• Dataset items:
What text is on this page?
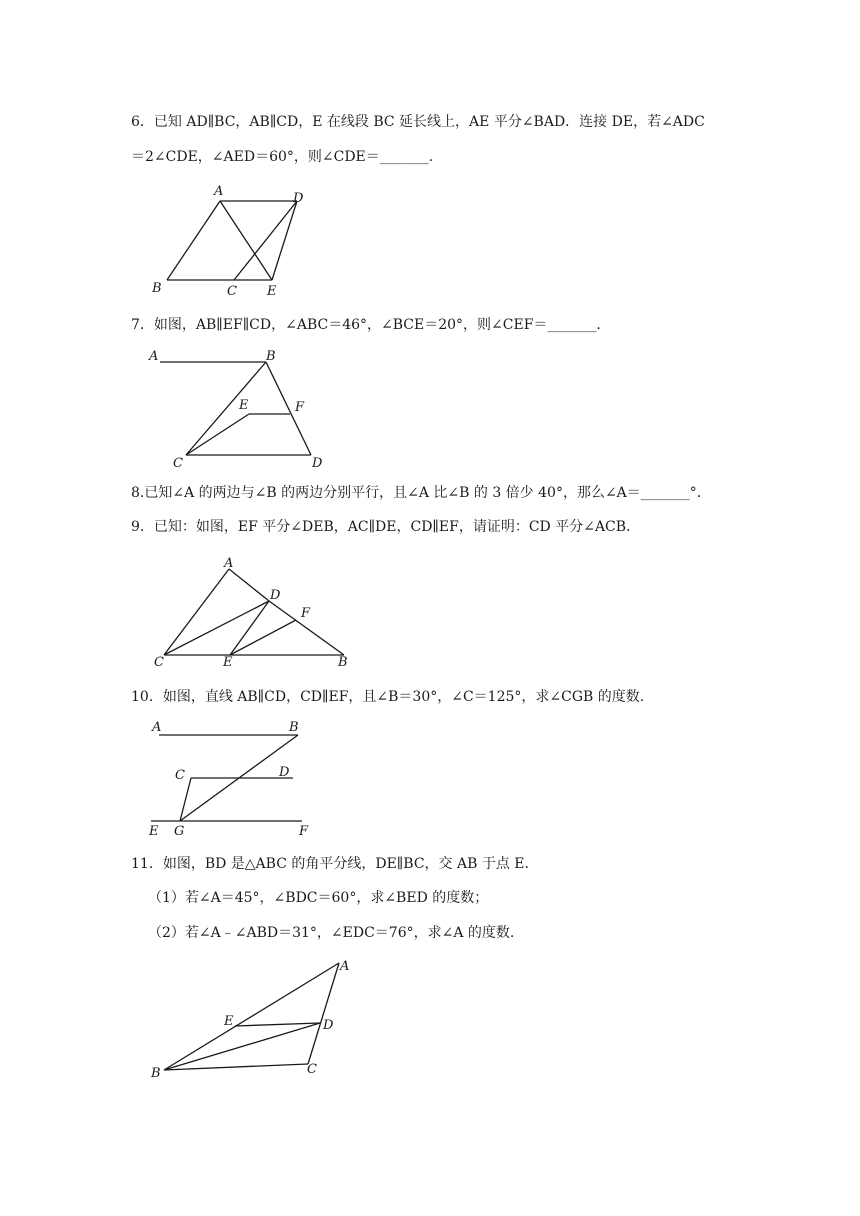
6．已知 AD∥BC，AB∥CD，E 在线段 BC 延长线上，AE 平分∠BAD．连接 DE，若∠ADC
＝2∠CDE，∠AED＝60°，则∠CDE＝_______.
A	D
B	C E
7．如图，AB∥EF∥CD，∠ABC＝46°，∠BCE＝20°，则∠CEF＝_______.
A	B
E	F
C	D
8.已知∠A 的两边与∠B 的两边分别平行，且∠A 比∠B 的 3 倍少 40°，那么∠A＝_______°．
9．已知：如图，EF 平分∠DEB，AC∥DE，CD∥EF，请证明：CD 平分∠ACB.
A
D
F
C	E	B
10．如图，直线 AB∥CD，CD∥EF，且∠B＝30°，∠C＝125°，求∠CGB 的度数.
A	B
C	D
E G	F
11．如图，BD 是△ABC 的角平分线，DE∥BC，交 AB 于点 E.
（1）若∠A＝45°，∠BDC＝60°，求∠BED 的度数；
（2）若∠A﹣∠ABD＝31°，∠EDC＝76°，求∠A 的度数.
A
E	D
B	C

==

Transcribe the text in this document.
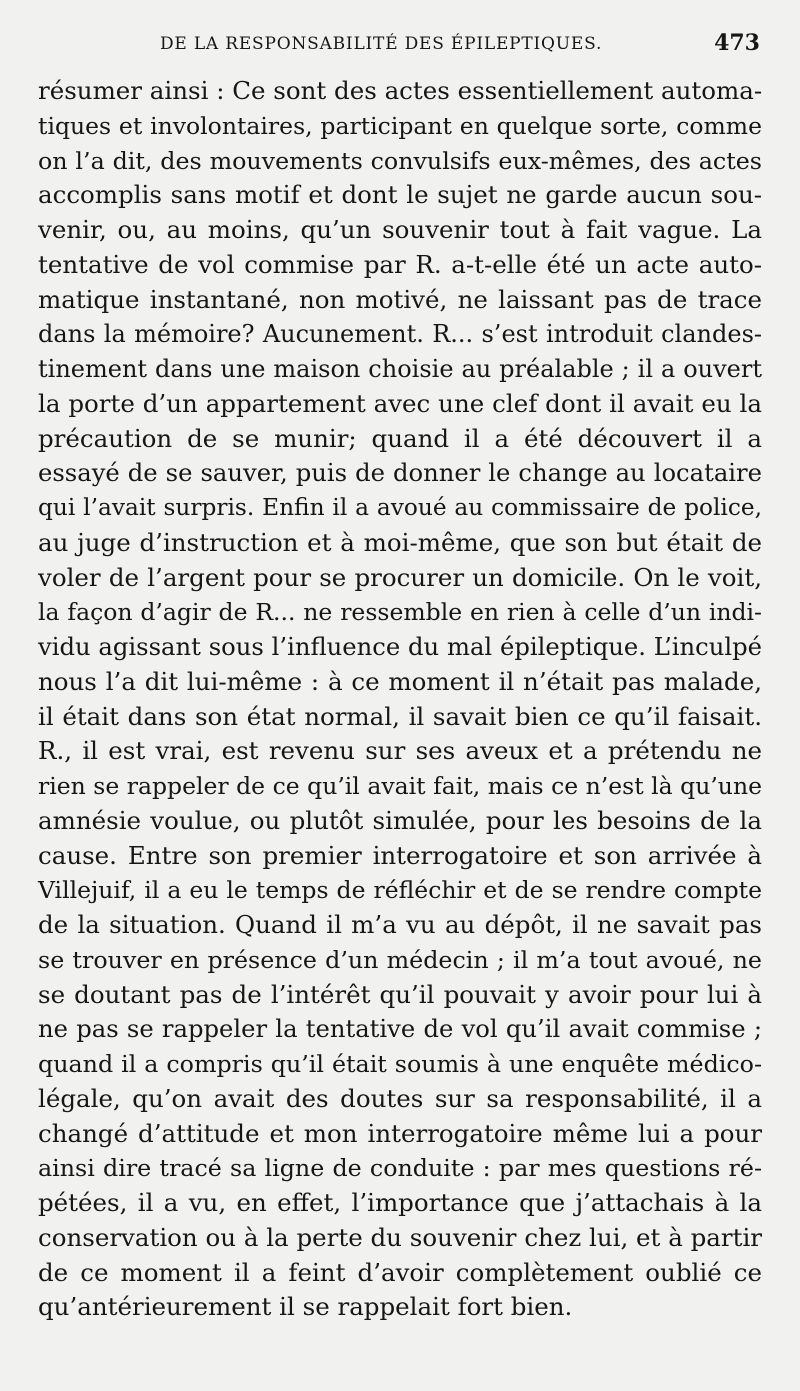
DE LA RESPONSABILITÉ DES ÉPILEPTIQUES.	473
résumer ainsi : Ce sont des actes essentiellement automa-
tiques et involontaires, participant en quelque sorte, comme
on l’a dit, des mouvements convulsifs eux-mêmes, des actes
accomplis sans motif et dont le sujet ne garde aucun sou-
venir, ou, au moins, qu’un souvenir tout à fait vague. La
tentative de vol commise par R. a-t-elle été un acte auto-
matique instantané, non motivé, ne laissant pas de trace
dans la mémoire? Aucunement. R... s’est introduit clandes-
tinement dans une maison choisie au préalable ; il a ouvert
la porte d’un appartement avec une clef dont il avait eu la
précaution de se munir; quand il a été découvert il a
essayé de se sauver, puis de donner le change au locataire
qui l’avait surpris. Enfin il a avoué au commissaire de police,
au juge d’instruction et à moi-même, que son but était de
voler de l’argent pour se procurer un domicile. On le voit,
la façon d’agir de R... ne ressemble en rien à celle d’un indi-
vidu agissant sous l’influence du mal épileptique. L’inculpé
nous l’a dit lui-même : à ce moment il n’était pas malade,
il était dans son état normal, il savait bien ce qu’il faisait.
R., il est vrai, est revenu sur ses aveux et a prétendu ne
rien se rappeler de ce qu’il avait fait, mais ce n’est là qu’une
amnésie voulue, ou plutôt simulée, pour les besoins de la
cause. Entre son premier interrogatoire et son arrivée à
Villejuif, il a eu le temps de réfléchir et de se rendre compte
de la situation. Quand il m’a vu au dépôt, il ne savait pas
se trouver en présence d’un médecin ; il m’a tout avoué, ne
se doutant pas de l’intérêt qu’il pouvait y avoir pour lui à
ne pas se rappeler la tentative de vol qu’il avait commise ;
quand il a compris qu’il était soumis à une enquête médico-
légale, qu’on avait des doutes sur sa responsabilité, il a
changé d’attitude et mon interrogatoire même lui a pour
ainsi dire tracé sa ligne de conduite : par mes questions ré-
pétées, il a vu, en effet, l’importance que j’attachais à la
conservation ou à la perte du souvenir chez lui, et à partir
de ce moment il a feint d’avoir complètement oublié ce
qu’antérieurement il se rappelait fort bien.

• Task directions: Collect every line from the records above that contains the word "tout".

• Right answer:
venir, ou, au moins, qu’un souvenir tout à fait vague. La
se trouver en présence d’un médecin ; il m’a tout avoué, ne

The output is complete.